— Start of Items —

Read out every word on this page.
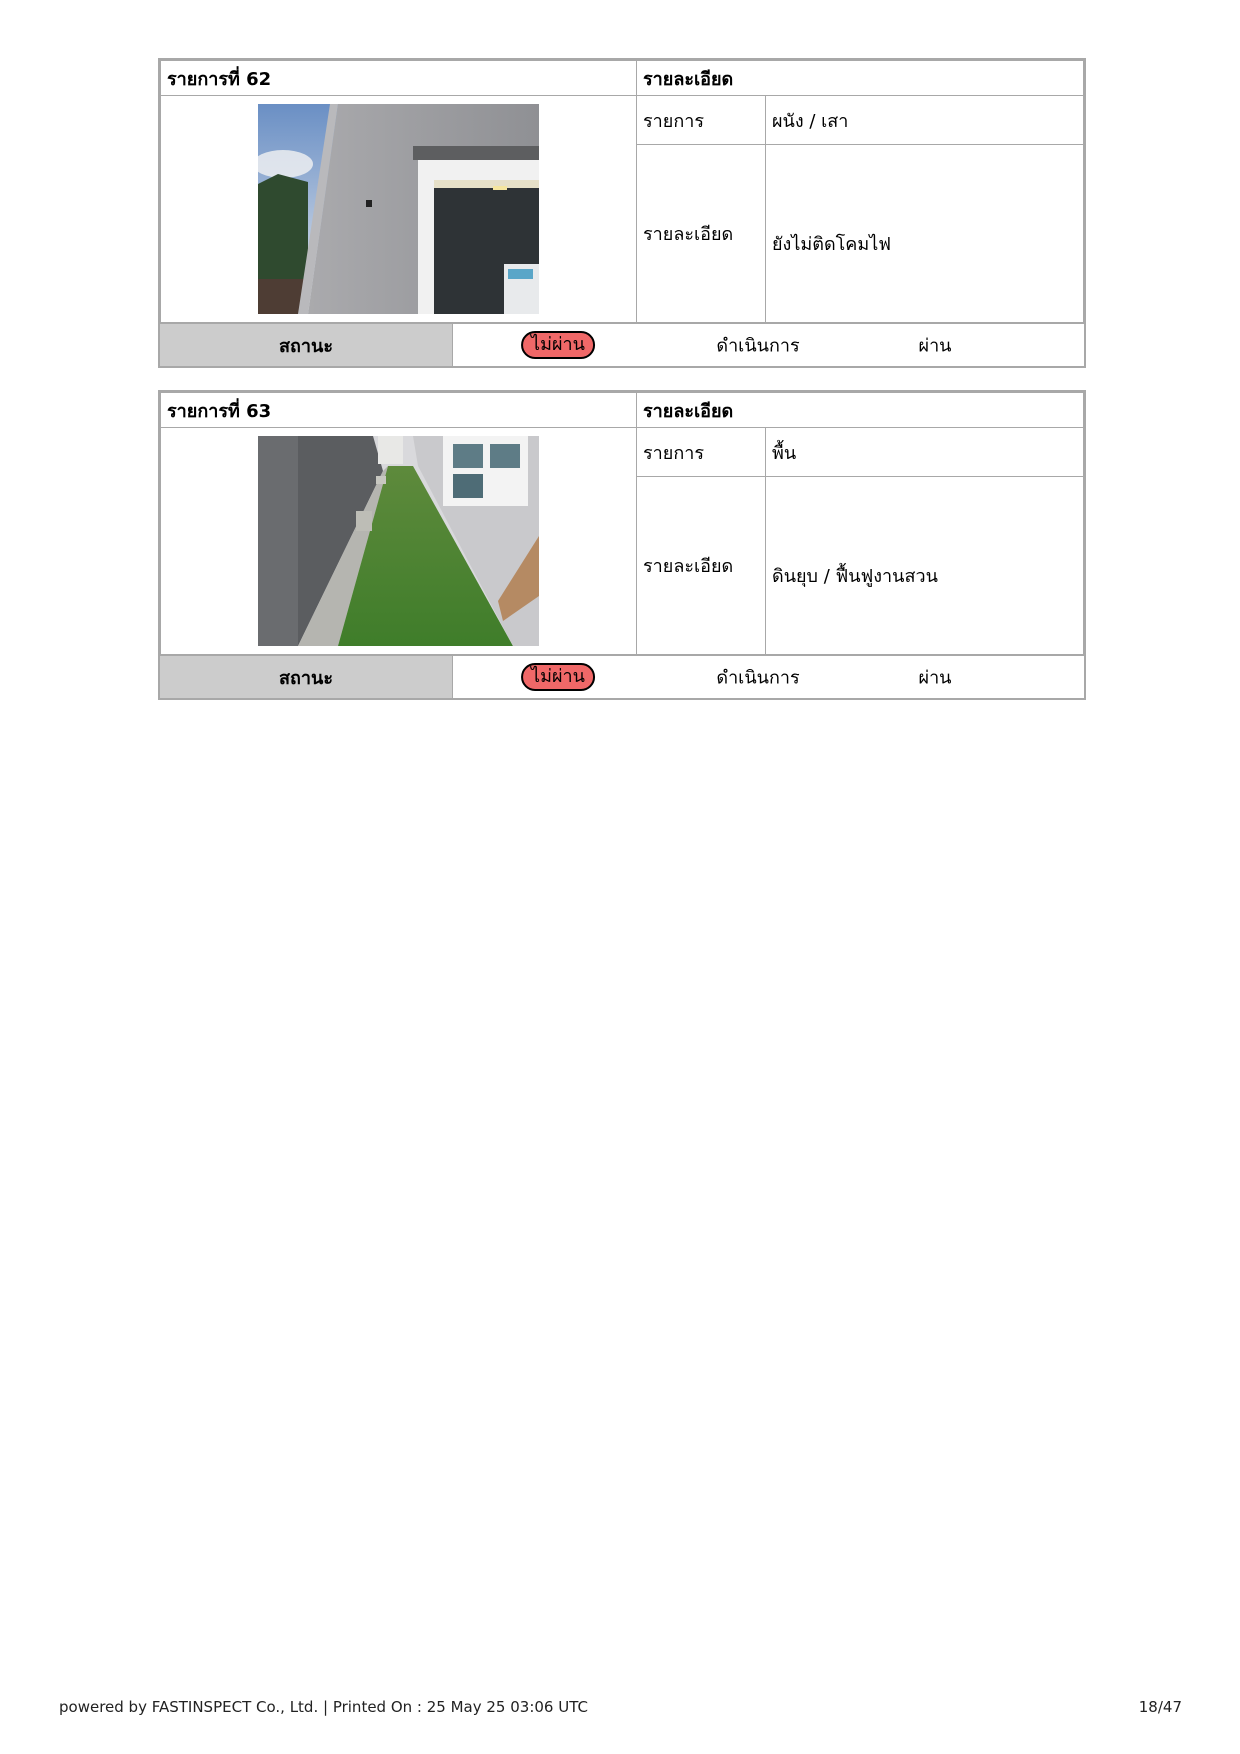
รายการที่ 62	รายละเอียด	

	รายการ	ผนัง / เสา
	รายละเอียด	ยังไม่ติดโคมไฟ
สถานะ	ไม่ผ่าน	ดำเนินการ	ผ่าน
รายการที่ 63	รายละเอียด	

	รายการ	พื้น
	รายละเอียด	ดินยุบ / ฟื้นฟูงานสวน
สถานะ	ไม่ผ่าน	ดำเนินการ	ผ่าน
powered by FASTINSPECT Co., Ltd. | Printed On : 25 May 25 03:06 UTC	18/47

— End of Items —

Transcribe the whole listing, character for character, but not its images.

→ Solution to this exercise
Read out every word on this page.
รายการที่ 62	รายละเอียด	

	รายการ	ผนัง / เสา
	รายละเอียด	ยังไม่ติดโคมไฟ
สถานะ	ไม่ผ่าน	ดำเนินการ	ผ่าน
รายการที่ 63	รายละเอียด	

	รายการ	พื้น
	รายละเอียด	ดินยุบ / ฟื้นฟูงานสวน
สถานะ	ไม่ผ่าน	ดำเนินการ	ผ่าน
powered by FASTINSPECT Co., Ltd. | Printed On : 25 May 25 03:06 UTC	18/47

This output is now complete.